**DIRECTIONS FOR THIS TASK:**
Copy all lines of the listing that include the string "including".

**PROVIDED RECORDS:**
#####

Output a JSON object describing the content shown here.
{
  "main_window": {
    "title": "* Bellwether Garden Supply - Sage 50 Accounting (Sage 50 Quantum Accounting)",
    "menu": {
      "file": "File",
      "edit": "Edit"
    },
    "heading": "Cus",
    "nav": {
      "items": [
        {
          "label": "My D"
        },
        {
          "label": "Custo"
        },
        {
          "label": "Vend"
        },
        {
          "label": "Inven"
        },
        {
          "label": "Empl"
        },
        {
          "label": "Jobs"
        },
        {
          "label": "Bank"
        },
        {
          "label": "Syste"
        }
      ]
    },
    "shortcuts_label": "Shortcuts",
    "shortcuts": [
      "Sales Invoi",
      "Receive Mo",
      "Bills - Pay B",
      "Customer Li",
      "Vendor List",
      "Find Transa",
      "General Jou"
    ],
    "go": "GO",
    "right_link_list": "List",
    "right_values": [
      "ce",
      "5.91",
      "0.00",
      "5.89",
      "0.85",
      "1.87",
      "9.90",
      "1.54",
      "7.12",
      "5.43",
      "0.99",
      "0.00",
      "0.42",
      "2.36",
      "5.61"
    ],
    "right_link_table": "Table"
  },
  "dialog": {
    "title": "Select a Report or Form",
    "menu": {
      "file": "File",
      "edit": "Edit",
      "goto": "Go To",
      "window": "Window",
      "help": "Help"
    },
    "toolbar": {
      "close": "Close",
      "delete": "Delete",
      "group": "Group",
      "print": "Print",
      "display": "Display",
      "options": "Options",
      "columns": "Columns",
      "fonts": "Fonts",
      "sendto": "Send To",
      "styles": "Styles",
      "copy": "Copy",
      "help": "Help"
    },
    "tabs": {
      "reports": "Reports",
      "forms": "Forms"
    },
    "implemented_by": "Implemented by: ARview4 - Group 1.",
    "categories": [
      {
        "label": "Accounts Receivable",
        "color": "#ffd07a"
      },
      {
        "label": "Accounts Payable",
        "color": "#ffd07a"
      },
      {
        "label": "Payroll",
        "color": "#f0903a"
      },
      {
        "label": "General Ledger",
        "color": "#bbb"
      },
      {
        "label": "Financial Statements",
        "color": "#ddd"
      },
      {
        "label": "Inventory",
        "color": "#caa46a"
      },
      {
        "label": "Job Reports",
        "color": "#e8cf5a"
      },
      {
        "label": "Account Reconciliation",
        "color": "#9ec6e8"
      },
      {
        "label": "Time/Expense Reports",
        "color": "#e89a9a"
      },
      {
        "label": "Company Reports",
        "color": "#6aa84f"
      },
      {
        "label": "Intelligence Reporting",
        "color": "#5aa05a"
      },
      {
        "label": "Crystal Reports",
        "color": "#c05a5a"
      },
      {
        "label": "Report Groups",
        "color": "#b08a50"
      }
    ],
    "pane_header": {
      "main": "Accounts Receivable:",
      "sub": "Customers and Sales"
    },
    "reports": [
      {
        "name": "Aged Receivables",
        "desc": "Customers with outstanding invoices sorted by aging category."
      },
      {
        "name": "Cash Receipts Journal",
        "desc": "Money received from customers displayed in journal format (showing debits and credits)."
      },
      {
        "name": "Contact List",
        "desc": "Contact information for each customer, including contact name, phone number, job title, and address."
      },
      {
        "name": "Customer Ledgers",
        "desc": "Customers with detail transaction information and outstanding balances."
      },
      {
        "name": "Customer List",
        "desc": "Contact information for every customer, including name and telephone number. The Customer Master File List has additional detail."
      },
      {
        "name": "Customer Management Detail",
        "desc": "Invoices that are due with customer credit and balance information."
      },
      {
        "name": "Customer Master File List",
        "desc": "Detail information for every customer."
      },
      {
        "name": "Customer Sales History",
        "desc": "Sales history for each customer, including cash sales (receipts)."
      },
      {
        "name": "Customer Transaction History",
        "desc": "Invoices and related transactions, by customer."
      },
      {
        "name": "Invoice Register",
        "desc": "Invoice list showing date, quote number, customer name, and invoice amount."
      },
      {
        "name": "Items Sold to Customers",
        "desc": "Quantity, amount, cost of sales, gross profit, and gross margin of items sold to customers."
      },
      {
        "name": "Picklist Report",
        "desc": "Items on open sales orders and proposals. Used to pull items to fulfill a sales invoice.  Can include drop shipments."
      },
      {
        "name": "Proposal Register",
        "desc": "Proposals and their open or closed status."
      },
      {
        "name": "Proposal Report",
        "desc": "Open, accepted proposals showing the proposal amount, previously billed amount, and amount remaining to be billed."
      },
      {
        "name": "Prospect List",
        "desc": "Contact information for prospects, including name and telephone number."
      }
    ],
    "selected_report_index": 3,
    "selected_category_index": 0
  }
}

#####

**SOLUTION BELOW:**
        "desc": "Contact information for each customer, including contact name, phone number, job title, and address."
        "desc": "Contact information for every customer, including name and telephone number. The Customer Master File List has additional detail."
        "desc": "Sales history for each customer, including cash sales (receipts)."
        "desc": "Contact information for prospects, including name and telephone number."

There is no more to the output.